Written task >> Only a number is wanted: the count of lines in this listing that contain "вдоль".

**** Records ****

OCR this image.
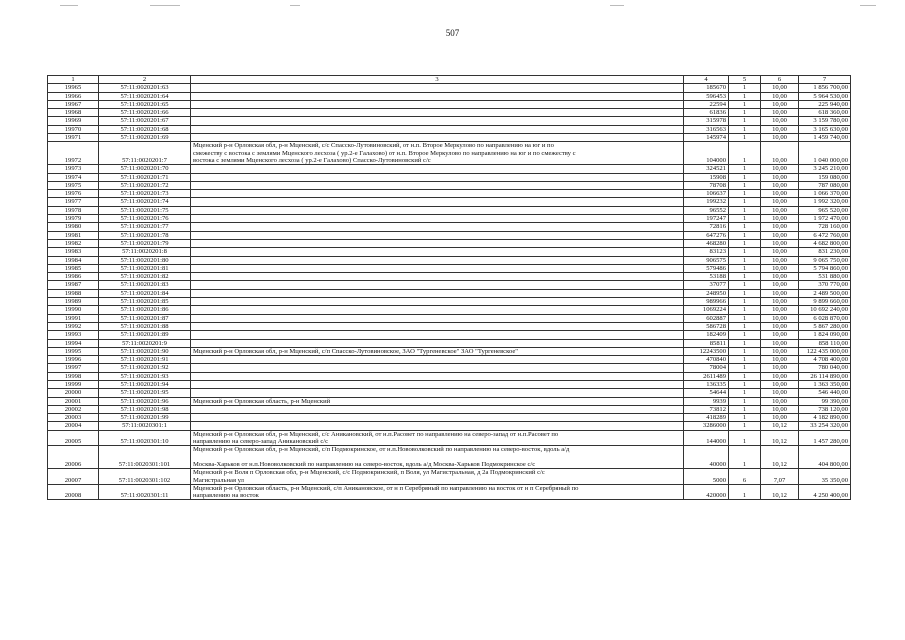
507
1	2	3	4	5	6	7
19965	57:11:0020201:63		185670	1	10,00	1 856 700,00
19966	57:11:0020201:64		596453	1	10,00	5 964 530,00
19967	57:11:0020201:65		22594	1	10,00	225 940,00
19968	57:11:0020201:66		61836	1	10,00	618 360,00
19969	57:11:0020201:67		315978	1	10,00	3 159 780,00
19970	57:11:0020201:68		316563	1	10,00	3 165 630,00
19971	57:11:0020201:69		145974	1	10,00	1 459 740,00
19972	57:11:0020201:7	Мценский р-н Орловская обл, р-н Мценский, с/с Спасско-Лутовиновский, от н.п. Второе Меркулово по направлению на юг и по
смежеству с востока с землями Мценского лесхоза ( ур.2-е Галахово) от н.п. Второе Меркулово по направлению на юг и по смежеству с
востока с землями Мценского лесхоза ( ур.2-е Галахово) Спасско-Лутовиновский с/с	104000	1	10,00	1 040 000,00
19973	57:11:0020201:70		324521	1	10,00	3 245 210,00
19974	57:11:0020201:71		15908	1	10,00	159 080,00
19975	57:11:0020201:72		78708	1	10,00	787 080,00
19976	57:11:0020201:73		106637	1	10,00	1 066 370,00
19977	57:11:0020201:74		199232	1	10,00	1 992 320,00
19978	57:11:0020201:75		96552	1	10,00	965 520,00
19979	57:11:0020201:76		197247	1	10,00	1 972 470,00
19980	57:11:0020201:77		72816	1	10,00	728 160,00
19981	57:11:0020201:78		647276	1	10,00	6 472 760,00
19982	57:11:0020201:79		468280	1	10,00	4 682 800,00
19983	57:11:0020201:8		83123	1	10,00	831 230,00
19984	57:11:0020201:80		906575	1	10,00	9 065 750,00
19985	57:11:0020201:81		579486	1	10,00	5 794 860,00
19986	57:11:0020201:82		53188	1	10,00	531 880,00
19987	57:11:0020201:83		37077	1	10,00	370 770,00
19988	57:11:0020201:84		248950	1	10,00	2 489 500,00
19989	57:11:0020201:85		989966	1	10,00	9 899 660,00
19990	57:11:0020201:86		1069224	1	10,00	10 692 240,00
19991	57:11:0020201:87		602887	1	10,00	6 028 870,00
19992	57:11:0020201:88		586728	1	10,00	5 867 280,00
19993	57:11:0020201:89		182409	1	10,00	1 824 090,00
19994	57:11:0020201:9		85811	1	10,00	858 110,00
19995	57:11:0020201:90	Мценский р-н Орловская обл, р-н Мценский, с/п Спасско-Лутовиновское, ЗАО "Тургеневское" ЗАО "Тургеневское"	12243500	1	10,00	122 435 000,00
19996	57:11:0020201:91		470840	1	10,00	4 708 400,00
19997	57:11:0020201:92		78004	1	10,00	780 040,00
19998	57:11:0020201:93		2611489	1	10,00	26 114 890,00
19999	57:11:0020201:94		136335	1	10,00	1 363 350,00
20000	57:11:0020201:95		54644	1	10,00	546 440,00
20001	57:11:0020201:96	Мценский р-н Орловская область, р-н Мценский	9939	1	10,00	99 390,00
20002	57:11:0020201:98		73812	1	10,00	738 120,00
20003	57:11:0020201:99		418289	1	10,00	4 182 890,00
20004	57:11:0020301:1		3286000	1	10,12	33 254 320,00
20005	57:11:0020301:10	Мценский р-н Орловская обл, р-н Мценский, с/с Аникановский, от н.п.Расовет по направлению на северо-запад от н.п.Расовет по
направлению на северо-запад Аникановский с/с	144000	1	10,12	1 457 280,00
20006	57:11:0020301:101	Мценский р-н Орловская обл, р-н Мценский, с/п Подмокринское, от н.п.Нововолковский по направлению на северо-восток, вдоль а/д
Москва-Харьков от н.п.Нововолковский по направлению на северо-восток, вдоль а/д Москва-Харьков Подмокринское с/с	40000	1	10,12	404 800,00
20007	57:11:0020301:102	Мценский р-н Воля п Орловская обл, р-н Мценский, с/с Подмокринский, п Воля, ул Магистральная, д 2а Подмокринский с/с
Магистральная ул	5000	6	7,07	35 350,00
20008	57:11:0020301:11	Мценский р-н Орловская область, р-н Мценский, с/п Аникановское, от н п Серебряный по направлению на восток от н п Серебряный по
направлению на восток	420000	1	10,12	4 250 400,00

****

Expected answer >> 2